What the task requires
Extract all lines from the data beneath that include the word "таке".

═══

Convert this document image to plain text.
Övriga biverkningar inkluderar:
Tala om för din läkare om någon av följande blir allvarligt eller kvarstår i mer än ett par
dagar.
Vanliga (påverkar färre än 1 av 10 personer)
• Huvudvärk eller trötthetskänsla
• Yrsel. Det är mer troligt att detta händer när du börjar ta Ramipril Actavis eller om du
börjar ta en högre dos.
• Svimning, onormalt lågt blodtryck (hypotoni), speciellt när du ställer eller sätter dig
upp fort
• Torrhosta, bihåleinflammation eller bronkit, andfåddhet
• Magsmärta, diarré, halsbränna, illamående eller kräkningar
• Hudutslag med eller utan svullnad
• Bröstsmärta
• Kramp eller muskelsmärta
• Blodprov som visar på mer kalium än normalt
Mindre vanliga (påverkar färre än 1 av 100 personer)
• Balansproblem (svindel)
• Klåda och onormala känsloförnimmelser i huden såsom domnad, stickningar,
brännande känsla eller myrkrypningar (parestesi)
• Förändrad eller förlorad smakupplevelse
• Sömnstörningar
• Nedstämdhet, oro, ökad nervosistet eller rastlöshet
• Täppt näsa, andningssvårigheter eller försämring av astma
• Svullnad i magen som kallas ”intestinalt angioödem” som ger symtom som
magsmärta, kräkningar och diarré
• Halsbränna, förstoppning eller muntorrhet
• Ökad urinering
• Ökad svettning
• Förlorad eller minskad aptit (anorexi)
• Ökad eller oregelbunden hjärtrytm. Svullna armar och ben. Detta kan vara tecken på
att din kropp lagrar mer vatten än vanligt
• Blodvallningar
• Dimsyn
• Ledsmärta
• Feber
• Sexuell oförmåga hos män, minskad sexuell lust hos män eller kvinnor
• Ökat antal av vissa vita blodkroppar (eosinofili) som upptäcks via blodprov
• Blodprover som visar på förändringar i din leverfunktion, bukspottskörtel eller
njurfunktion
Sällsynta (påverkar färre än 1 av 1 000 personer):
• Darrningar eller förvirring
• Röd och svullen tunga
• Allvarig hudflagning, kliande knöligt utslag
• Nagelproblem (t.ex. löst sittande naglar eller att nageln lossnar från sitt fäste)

═══

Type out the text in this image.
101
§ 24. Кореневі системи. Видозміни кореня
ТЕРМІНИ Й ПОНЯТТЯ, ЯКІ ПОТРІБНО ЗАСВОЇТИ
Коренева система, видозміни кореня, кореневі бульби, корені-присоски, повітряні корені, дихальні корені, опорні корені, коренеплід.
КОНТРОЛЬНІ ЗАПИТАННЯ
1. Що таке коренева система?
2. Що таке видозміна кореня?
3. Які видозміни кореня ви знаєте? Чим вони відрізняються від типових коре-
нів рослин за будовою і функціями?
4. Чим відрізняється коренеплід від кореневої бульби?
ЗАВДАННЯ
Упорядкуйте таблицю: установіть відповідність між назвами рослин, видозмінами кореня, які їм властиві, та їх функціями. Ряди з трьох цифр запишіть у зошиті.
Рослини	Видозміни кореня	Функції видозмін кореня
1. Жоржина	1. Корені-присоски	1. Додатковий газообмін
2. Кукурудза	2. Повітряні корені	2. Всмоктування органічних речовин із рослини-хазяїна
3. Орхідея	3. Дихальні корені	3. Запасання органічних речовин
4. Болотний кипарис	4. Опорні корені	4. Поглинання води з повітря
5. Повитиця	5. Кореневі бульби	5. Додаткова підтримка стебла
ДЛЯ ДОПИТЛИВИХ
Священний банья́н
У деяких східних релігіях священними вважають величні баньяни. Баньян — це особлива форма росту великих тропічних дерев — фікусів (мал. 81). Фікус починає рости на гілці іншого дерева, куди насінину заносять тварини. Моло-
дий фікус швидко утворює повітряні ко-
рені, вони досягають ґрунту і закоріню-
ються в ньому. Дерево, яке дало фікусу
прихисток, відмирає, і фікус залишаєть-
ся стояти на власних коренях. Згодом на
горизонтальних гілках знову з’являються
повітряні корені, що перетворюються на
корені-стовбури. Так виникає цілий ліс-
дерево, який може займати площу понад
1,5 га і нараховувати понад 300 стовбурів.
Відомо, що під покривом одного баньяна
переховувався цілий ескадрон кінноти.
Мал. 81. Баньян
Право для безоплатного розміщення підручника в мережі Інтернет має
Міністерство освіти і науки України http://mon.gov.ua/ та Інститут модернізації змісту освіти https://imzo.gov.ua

═══

Correct response
1. Що таке коренева система?
2. Що таке видозміна кореня?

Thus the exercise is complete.